▶ _Given instruction 1_
In the pgsql-general mailing list post, retype the passage from "Am 2007-08-17 12:53:41, schrieb" to "a second copy." without any changes.
▶ _Given instruction 2_
Answer these questions using the pgsql-general mailing list post:
(a) What date and time does the post's header give?
(b) To which address does the quoted advice say the email should be sent?
(c) What line does the quoted advice say should go in the body of that email?
▶ _Given instruction 3_
Proceed with the pgsql-general mailing list post about the eliminatecc setting, picking up after its final sentence.
-- begin Excerpt provided --
Re: SELECT question

From: Michelle Konzack <linux4michelle(at)freenet(dot)de>
To: pgsql-general(at)postgresql(dot)org
Subject: Re: SELECT question
Date: 2007-08-18 21:40:19
Message-ID: 20070818214018.GA10759@freenet.de
Views: Raw Message | Whole Thread | Download mbox | Resend email
Thread:
Lists: pgsql-general

Am 2007-08-17 12:53:41, schrieb Michael Glaesemann:
>
> On Aug 17, 2007, at 7:27 , Michelle Konzack wrote:
>
> >*********************************************************************
> >* Do not Cc: me, because I am on THIS list, if I write here. *
>
> You might want to consider changing your mailing list subscription
> settings to "eliminatecc", e.g., send email to
> majordomo(at)postgresql(dot)org (not the list address!) with body
>
> set pgsql-general eliminatecc
>
> This should prevent the mailing list from sending you a second copy.

Which mean, my "INBOX.ML_pgsql.general/" will never receive
messages and break all threads where someone send me CC's...
-- end Excerpt provided --
-- begin Dataset entries --
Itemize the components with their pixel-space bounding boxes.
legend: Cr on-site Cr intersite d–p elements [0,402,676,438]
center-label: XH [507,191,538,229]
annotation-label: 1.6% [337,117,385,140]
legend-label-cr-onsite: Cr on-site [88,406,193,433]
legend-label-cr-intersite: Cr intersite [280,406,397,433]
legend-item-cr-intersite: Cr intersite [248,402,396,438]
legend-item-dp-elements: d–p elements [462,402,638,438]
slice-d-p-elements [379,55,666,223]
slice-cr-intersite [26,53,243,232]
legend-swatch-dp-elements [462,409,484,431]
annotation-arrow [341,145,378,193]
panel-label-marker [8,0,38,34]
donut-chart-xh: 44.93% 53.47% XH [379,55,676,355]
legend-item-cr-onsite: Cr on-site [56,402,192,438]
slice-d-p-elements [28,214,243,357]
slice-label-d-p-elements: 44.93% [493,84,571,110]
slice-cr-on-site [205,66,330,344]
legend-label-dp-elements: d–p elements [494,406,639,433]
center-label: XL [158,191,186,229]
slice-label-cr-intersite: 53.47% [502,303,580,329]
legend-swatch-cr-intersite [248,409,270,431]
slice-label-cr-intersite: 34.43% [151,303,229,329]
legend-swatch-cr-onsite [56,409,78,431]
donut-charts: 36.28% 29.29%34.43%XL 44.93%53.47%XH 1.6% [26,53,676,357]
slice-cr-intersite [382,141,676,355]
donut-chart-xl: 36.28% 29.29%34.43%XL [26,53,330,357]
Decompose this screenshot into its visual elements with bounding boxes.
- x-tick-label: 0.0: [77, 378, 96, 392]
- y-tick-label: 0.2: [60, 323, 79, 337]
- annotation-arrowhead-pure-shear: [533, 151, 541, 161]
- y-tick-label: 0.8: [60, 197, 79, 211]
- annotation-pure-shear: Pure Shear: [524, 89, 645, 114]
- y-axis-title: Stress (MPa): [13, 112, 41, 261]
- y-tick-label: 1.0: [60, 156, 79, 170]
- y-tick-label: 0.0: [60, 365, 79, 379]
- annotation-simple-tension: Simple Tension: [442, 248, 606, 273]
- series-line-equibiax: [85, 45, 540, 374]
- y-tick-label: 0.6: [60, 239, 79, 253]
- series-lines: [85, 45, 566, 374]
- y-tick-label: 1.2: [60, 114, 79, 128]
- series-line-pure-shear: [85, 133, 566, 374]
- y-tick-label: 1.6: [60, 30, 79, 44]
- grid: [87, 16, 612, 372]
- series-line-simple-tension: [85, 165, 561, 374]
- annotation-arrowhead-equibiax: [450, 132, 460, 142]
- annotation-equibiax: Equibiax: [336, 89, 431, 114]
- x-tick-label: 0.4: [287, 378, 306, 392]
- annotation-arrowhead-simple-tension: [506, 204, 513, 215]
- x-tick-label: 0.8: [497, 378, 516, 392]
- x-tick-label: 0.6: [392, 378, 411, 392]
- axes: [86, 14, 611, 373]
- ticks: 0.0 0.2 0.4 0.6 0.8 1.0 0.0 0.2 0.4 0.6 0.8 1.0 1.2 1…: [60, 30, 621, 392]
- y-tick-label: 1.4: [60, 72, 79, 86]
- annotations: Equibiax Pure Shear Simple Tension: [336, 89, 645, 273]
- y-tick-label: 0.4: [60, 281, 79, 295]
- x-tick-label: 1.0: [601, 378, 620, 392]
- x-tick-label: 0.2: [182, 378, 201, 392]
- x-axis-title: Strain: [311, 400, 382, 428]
-- end Dataset entries --
▶ _Exercise output 1_
Am 2007-08-17 12:53:41, schrieb Michael Glaesemann:
>
> On Aug 17, 2007, at 7:27 , Michelle Konzack wrote:
>
> >*********************************************************************
> >* Do not Cc: me, because I am on THIS list, if I write here. *
>
> You might want to consider changing your mailing list subscription
> settings to "eliminatecc", e.g., send email to
> majordomo(at)postgresql(dot)org (not the list address!) with body
>
> set pgsql-general eliminatecc
>
> This should prevent the mailing list from sending you a second copy.

▶ _Exercise output 2_
(a) 2007-08-18 21:40:19
(b) majordomo(at)postgresql(dot)org
(c) set pgsql-general eliminatecc

▶ _Exercise output 3_
> I think what you want is something like:
>
> SELECT DISTINCT ON (website_reference) website_reference,
> download_date, file_path
> FROM indextable
> WHERE download_date <= ? -- whatever date you're interested in
> ORDER BY website_reference, download_date DESC;
>
> This should return the most recent website_reference and its
> download_date that's earlier than the download_date specified in the
> WHERE clause.
>
> DISTINCT ON is a (very helpful) PostgreSQL extension. You can get
> similar results using a subquery;

I have never used "DISTINCT ON" (it was not known to me)
and was trying subqueries... :-/

> SELECT website_reference, download_date, file_path
> FROM indextable
> NATURAL JOIN (
> SELECT website_reference, max(download_date) as download_date
> FROM indextable
> WHERE download_date <= ?
> GROUP BY website_reference
> ) most_recent_versions;
>
> This may return more than one row per website_reference if the
> website_reference has more than on file_path for a particular
> download_date.
>
> Does this help? If not, could you give a bit more of a concrete example?

I have an Enterprise which do researches :-) and I have a local cache
of more then 150.000.000 URL's and its content (~8 TByte)... (I have
hit over 2000 md5 collisons and now using sha384) Also I get per day
nearly 100.000 new files...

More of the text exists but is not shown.